**WHAT THIS TASK INVOLVES:**
From the entries that follow, list every line in which the string "name" appears.

**PROVIDED DATA:**
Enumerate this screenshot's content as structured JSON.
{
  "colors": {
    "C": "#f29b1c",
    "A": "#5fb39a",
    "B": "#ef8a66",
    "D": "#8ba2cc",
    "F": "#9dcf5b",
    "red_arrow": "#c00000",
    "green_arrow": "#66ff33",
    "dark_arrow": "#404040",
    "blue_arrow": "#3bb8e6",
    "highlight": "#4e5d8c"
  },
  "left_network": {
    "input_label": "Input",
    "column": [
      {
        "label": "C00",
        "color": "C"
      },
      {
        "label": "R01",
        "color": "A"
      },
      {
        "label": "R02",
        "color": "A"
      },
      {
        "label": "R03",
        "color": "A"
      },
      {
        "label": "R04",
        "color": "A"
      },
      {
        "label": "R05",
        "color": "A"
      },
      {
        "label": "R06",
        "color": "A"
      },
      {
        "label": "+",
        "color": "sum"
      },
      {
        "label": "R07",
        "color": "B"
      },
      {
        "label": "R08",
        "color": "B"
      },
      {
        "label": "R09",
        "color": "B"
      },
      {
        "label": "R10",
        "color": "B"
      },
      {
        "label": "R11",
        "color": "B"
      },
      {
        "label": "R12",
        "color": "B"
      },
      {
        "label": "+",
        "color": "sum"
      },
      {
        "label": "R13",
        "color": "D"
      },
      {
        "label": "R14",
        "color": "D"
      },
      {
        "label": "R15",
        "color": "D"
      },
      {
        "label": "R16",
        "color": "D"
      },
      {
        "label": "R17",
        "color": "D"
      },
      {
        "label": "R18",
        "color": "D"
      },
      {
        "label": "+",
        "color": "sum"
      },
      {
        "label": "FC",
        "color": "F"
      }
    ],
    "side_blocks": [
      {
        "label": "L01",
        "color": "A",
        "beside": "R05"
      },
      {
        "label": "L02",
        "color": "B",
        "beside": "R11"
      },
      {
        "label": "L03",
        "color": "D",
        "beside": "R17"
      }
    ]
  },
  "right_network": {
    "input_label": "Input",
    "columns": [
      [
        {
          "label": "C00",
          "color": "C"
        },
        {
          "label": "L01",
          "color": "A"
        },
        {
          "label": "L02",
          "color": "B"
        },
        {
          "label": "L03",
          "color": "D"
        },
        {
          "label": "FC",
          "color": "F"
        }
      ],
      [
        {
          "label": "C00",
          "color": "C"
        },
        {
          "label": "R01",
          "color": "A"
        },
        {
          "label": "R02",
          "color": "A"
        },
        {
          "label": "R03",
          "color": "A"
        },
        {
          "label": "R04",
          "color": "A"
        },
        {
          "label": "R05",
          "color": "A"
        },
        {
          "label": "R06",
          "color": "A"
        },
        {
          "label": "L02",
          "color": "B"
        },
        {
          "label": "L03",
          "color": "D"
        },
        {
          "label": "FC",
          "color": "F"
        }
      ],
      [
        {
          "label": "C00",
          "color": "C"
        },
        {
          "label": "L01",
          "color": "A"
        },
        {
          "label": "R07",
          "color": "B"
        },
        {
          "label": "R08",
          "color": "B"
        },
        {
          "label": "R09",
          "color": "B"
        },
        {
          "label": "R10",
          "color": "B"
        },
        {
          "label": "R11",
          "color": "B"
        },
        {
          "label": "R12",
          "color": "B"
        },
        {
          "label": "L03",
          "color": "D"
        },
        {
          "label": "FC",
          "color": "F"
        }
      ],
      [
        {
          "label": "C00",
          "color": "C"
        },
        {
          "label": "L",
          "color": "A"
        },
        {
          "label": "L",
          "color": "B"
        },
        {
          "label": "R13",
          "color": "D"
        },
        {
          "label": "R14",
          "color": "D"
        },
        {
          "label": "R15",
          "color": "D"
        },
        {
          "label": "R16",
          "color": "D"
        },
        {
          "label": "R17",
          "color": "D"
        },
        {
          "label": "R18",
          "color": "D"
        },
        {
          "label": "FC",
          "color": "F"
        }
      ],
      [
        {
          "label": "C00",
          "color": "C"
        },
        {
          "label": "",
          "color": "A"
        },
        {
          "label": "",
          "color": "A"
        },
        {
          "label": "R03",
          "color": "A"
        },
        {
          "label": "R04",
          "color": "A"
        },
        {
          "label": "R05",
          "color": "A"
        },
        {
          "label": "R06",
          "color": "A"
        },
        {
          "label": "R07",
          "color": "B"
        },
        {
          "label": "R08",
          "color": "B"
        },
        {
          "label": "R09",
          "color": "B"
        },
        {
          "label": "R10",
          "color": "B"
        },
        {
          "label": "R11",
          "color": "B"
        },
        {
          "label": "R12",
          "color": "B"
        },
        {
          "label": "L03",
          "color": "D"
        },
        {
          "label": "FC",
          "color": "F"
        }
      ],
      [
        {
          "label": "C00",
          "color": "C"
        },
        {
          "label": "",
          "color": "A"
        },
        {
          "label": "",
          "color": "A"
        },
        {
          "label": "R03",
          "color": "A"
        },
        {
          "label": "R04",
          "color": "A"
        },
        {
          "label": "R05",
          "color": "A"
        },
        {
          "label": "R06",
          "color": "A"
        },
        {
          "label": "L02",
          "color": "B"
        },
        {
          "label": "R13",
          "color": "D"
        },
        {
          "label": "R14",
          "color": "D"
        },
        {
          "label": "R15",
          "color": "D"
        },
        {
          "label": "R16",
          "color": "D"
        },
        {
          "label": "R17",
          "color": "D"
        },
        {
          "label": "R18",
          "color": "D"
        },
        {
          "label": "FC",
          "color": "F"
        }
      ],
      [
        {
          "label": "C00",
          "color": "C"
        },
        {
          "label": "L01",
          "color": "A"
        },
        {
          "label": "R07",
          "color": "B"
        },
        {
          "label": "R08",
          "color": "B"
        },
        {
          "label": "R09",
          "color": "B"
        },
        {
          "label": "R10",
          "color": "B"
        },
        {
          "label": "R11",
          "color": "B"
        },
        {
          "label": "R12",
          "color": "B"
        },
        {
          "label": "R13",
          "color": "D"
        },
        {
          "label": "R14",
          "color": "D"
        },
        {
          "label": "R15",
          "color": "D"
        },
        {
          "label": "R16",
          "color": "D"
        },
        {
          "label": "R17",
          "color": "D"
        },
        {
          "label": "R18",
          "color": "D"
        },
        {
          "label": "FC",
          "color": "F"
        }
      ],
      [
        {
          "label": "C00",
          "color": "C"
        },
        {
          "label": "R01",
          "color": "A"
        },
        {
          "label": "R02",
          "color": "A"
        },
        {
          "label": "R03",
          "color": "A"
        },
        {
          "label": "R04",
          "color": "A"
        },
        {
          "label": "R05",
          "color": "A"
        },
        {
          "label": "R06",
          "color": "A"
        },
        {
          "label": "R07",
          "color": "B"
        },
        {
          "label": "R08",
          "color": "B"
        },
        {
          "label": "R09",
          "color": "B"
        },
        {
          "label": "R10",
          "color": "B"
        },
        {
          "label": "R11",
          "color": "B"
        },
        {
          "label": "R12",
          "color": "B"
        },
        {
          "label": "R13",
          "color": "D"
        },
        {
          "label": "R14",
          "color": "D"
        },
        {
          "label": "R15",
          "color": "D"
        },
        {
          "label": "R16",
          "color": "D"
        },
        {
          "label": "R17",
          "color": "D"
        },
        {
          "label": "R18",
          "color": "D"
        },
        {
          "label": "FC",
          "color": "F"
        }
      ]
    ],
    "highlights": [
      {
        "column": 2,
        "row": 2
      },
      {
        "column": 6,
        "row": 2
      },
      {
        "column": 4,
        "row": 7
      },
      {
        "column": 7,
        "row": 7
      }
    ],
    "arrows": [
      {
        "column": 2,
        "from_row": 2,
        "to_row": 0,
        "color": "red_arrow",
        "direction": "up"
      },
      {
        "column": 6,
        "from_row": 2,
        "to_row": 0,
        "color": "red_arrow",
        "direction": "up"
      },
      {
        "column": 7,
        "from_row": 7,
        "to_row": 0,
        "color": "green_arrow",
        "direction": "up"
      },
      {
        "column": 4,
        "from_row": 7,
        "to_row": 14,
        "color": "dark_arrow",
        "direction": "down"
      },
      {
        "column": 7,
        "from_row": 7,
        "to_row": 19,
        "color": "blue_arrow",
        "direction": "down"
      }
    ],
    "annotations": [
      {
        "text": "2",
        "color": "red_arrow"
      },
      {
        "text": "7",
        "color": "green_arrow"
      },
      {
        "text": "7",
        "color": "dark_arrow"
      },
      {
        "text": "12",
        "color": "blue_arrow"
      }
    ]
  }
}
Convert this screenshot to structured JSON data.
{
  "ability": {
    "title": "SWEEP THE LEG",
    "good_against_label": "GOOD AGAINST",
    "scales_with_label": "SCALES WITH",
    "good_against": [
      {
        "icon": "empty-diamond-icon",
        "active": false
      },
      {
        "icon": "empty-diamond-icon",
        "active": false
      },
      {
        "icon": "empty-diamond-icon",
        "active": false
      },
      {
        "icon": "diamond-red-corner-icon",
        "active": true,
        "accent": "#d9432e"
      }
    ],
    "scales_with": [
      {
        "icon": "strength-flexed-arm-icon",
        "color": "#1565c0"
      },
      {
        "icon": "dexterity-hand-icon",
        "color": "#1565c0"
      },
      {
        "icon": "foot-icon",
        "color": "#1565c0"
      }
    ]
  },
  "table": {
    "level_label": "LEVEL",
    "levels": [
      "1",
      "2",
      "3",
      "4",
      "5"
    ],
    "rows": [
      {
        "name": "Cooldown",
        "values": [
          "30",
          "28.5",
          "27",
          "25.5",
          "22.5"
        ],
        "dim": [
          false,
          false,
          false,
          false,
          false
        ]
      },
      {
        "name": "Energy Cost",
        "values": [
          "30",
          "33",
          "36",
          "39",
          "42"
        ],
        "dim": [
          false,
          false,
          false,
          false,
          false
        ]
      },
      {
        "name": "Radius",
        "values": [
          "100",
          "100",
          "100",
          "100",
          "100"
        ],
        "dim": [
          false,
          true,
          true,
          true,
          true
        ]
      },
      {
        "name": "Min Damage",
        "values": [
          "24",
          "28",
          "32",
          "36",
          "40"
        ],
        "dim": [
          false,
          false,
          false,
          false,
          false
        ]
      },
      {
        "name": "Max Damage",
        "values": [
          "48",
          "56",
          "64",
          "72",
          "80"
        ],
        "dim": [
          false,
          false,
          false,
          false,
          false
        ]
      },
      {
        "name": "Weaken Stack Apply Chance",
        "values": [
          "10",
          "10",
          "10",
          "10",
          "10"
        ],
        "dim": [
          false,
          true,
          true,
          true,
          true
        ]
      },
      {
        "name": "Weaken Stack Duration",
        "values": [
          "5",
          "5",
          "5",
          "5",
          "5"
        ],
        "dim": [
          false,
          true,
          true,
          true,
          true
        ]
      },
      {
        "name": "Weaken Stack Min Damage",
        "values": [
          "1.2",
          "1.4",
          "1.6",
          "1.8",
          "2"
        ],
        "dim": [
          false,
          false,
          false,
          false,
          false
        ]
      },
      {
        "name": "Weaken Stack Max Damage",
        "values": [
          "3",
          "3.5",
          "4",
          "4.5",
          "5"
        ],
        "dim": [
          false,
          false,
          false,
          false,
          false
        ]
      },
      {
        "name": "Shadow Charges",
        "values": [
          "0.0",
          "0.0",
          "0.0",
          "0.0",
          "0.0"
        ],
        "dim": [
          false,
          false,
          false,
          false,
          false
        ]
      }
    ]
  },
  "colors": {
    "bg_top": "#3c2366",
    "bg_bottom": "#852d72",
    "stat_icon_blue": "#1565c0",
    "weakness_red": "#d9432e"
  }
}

**OUTPUT OF THE TASK:**
        "name": "Cooldown",
        "name": "Energy Cost",
        "name": "Radius",
        "name": "Min Damage",
        "name": "Max Damage",
        "name": "Weaken Stack Apply Chance",
        "name": "Weaken Stack Duration",
        "name": "Weaken Stack Min Damage",
        "name": "Weaken Stack Max Damage",
        "name": "Shadow Charges",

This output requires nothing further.